- _Aim of the exercise_: Copy each line of the records that contains the word "ylabel".
--- begin Material provided ---
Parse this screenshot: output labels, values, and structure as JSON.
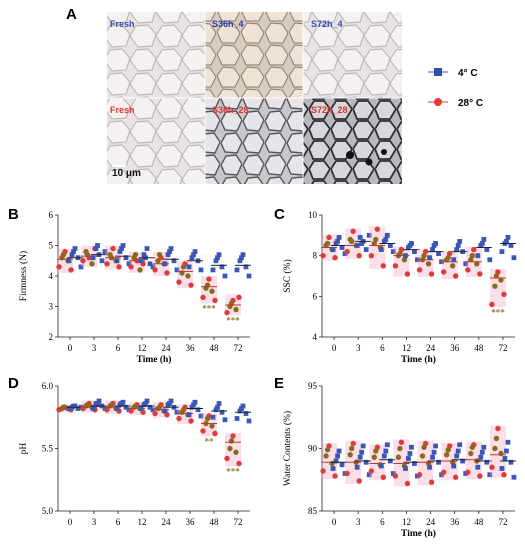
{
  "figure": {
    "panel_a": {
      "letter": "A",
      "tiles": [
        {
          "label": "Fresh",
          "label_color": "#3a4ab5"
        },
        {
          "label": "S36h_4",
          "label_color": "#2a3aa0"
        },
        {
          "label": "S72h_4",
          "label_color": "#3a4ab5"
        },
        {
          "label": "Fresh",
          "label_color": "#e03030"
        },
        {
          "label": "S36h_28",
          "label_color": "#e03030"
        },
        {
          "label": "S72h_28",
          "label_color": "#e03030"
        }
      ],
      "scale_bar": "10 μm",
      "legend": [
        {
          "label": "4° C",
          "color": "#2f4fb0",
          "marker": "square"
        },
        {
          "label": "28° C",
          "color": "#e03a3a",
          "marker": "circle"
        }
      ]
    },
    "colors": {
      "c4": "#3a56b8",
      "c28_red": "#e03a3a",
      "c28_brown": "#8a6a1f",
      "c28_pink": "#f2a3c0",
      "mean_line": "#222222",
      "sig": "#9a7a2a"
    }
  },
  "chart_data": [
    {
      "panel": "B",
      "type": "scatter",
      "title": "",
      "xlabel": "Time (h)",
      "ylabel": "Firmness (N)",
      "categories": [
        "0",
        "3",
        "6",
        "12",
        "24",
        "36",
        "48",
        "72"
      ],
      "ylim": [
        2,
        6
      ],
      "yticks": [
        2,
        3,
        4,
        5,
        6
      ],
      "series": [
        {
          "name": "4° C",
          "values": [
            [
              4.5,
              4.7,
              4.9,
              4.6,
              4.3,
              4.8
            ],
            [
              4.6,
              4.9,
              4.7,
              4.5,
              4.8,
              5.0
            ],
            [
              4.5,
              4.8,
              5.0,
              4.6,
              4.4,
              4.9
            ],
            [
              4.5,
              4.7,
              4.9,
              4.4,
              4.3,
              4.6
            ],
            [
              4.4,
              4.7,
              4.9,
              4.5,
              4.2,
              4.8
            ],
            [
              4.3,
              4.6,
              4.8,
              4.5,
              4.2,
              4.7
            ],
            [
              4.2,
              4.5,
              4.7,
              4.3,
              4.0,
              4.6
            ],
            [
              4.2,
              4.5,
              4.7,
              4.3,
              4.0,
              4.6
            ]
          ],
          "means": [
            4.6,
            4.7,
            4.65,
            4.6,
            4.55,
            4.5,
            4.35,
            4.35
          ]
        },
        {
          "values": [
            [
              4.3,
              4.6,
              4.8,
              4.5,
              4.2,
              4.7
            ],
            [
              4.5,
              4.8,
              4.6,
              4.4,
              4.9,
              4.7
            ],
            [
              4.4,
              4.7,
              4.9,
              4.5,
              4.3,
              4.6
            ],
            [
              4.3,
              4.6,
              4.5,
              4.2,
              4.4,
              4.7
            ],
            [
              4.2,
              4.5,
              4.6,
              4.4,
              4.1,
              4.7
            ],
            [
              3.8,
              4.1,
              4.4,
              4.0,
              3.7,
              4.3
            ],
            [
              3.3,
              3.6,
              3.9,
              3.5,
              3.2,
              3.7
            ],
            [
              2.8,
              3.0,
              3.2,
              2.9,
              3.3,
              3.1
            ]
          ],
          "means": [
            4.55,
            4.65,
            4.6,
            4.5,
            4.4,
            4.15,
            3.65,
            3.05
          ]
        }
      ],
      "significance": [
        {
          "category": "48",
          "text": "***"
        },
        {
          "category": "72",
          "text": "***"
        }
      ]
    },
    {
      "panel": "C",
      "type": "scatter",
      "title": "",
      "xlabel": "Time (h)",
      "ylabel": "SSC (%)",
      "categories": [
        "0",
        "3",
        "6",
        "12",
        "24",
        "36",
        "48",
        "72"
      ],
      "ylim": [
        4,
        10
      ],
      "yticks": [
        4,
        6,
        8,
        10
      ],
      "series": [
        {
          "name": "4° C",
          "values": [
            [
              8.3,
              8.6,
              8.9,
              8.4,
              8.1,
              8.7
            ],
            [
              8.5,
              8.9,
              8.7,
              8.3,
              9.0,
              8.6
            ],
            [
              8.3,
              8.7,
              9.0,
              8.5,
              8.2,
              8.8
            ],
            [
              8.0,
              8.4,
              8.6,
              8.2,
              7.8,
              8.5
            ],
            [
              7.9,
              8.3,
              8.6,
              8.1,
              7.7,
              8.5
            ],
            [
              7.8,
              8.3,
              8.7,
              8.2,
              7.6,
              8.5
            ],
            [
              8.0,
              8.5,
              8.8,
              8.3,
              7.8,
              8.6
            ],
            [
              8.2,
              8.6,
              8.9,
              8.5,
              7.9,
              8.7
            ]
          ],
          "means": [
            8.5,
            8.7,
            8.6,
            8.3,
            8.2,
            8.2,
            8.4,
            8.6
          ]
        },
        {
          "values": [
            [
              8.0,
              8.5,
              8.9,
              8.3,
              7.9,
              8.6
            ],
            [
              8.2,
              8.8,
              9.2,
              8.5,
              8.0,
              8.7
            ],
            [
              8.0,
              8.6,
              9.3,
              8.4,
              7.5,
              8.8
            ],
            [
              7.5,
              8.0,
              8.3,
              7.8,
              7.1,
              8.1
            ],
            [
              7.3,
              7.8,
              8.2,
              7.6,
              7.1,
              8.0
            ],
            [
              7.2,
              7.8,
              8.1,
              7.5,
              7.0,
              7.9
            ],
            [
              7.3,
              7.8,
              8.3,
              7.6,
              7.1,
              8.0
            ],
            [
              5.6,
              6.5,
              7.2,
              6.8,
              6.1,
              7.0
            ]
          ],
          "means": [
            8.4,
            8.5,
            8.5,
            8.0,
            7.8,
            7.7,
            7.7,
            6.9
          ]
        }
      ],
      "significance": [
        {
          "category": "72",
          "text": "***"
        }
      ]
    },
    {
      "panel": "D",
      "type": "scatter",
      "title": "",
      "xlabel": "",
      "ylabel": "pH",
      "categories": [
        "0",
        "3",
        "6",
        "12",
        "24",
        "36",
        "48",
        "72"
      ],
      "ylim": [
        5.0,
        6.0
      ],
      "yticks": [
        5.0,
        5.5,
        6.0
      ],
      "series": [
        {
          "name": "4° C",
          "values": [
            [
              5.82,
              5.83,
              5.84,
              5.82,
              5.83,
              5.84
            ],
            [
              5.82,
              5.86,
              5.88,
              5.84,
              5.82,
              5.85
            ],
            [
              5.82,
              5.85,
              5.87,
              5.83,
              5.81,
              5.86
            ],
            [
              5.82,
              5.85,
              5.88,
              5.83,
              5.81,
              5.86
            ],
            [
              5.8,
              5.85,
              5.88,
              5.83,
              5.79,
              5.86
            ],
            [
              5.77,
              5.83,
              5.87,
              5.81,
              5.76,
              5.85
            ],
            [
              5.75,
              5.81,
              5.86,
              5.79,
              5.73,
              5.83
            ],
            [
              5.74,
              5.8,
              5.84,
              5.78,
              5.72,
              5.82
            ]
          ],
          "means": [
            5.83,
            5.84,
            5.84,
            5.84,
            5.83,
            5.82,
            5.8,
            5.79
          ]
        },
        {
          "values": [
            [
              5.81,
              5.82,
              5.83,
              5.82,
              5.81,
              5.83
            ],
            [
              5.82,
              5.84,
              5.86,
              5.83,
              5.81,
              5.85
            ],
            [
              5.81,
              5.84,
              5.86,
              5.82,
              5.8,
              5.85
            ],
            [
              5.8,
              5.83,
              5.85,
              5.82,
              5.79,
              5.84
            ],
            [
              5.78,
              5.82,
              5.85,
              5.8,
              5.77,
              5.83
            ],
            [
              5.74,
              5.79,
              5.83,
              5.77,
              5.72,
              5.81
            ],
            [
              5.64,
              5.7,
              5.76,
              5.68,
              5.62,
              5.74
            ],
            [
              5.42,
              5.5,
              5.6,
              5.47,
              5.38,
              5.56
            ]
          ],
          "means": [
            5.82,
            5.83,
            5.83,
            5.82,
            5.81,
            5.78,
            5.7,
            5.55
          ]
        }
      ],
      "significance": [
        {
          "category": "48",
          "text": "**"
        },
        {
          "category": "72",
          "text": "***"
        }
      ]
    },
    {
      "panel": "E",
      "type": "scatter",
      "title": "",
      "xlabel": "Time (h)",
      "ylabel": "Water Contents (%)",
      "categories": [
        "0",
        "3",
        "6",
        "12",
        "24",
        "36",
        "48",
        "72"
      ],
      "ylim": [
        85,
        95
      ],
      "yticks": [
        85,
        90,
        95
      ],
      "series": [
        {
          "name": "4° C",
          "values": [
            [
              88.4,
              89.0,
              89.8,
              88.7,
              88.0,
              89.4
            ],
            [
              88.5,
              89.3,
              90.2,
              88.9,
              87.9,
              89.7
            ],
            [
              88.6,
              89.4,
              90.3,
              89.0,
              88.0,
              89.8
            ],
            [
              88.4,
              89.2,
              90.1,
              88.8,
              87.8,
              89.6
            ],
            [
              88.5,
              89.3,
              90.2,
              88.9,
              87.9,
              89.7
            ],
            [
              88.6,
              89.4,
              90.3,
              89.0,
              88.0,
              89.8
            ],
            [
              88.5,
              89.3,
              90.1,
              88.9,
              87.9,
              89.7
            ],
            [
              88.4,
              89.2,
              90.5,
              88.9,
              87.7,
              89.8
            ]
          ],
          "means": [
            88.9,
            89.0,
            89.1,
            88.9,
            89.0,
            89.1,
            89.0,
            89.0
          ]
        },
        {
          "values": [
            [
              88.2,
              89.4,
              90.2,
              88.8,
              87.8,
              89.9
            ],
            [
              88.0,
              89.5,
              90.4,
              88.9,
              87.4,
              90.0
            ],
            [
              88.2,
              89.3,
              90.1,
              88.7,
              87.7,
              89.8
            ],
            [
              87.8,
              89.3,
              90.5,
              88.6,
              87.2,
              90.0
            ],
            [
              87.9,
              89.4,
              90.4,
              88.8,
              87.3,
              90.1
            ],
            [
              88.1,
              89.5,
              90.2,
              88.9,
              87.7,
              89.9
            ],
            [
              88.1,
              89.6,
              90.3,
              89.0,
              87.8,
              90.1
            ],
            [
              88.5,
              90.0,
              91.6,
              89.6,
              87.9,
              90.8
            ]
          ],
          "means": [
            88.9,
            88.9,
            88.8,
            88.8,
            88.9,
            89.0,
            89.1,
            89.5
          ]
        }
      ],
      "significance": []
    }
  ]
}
--- end Material provided ---
- _Solved problem_:
      "ylabel": "Firmness (N)",
      "ylabel": "SSC (%)",
      "ylabel": "pH",
      "ylabel": "Water Contents (%)",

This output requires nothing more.